* **Records shown**:
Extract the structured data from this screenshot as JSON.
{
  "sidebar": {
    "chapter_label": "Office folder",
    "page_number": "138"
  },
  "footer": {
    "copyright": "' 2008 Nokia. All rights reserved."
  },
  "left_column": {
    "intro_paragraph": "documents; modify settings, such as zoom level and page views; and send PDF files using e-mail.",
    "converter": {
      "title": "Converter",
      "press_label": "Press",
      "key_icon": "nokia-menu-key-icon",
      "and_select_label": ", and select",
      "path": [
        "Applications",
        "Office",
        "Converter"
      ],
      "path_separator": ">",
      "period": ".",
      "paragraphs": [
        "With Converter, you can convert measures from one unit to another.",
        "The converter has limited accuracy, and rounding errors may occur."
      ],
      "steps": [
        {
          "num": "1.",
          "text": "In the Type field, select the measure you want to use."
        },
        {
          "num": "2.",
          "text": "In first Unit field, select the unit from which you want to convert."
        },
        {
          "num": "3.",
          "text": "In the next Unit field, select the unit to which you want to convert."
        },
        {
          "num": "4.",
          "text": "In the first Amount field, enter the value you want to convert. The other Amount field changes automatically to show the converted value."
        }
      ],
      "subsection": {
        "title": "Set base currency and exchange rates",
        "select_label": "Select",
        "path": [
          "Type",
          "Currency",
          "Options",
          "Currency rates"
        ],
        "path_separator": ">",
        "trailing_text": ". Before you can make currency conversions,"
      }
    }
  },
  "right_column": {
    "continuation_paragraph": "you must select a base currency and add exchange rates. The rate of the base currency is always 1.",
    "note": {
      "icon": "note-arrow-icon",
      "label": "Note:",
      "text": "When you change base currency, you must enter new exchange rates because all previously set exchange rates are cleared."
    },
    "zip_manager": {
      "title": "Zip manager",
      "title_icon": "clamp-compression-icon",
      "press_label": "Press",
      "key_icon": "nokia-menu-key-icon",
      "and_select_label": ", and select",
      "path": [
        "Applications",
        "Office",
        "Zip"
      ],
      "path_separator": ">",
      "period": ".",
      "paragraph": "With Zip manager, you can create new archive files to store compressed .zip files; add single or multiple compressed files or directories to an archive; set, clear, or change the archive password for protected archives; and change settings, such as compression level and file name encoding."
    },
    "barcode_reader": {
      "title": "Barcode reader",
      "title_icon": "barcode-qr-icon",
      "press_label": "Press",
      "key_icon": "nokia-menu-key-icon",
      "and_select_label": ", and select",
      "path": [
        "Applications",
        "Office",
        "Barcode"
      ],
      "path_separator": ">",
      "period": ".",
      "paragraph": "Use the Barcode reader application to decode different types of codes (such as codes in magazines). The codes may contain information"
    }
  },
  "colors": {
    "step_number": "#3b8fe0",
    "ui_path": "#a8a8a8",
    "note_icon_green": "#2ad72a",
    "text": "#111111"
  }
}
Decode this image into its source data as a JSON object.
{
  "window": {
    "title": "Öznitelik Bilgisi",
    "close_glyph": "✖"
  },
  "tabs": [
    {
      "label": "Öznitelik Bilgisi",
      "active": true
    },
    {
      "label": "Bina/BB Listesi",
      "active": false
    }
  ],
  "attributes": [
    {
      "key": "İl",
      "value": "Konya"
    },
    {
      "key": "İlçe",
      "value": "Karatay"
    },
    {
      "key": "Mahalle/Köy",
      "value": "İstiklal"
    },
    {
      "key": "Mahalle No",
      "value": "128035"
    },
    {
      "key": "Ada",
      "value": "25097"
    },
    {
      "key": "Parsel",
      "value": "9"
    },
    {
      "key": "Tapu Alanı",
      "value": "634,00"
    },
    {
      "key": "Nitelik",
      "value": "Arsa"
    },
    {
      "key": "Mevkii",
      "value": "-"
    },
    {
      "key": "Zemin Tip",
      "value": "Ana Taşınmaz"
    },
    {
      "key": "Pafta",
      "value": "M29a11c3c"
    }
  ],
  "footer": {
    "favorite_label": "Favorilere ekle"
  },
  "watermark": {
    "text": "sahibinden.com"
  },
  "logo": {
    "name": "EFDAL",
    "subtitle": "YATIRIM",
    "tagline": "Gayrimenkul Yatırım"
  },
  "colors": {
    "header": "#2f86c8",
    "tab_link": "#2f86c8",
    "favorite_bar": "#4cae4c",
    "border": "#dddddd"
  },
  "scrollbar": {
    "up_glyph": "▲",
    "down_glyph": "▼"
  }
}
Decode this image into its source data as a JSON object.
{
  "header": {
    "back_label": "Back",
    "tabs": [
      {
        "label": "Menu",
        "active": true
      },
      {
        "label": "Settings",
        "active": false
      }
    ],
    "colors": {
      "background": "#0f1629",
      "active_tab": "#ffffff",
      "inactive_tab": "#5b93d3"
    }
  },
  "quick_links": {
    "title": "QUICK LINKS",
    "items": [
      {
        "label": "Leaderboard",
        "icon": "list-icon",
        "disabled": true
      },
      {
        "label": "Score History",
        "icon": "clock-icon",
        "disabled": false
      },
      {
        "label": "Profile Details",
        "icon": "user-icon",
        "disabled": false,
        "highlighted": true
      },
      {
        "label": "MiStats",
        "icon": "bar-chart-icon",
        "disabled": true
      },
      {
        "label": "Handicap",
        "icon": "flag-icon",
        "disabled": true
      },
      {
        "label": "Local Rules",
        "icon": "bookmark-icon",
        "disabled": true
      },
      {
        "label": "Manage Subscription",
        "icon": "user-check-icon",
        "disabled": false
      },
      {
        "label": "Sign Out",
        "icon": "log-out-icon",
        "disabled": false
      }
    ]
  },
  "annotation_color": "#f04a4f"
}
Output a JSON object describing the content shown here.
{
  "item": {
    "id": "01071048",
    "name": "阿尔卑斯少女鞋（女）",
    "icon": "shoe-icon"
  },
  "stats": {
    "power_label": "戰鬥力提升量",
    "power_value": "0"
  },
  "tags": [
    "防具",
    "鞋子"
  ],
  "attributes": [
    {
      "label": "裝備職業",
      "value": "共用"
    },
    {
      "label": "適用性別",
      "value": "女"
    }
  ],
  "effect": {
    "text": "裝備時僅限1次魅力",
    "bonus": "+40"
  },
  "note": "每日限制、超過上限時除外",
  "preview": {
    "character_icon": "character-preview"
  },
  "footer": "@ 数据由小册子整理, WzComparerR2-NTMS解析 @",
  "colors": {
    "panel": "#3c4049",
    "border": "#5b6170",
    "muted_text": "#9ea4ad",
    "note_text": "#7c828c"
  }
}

* **Task statement**: Say only how many lines in the records carry the word "Öznitelik".

* **Finished exercise**: 2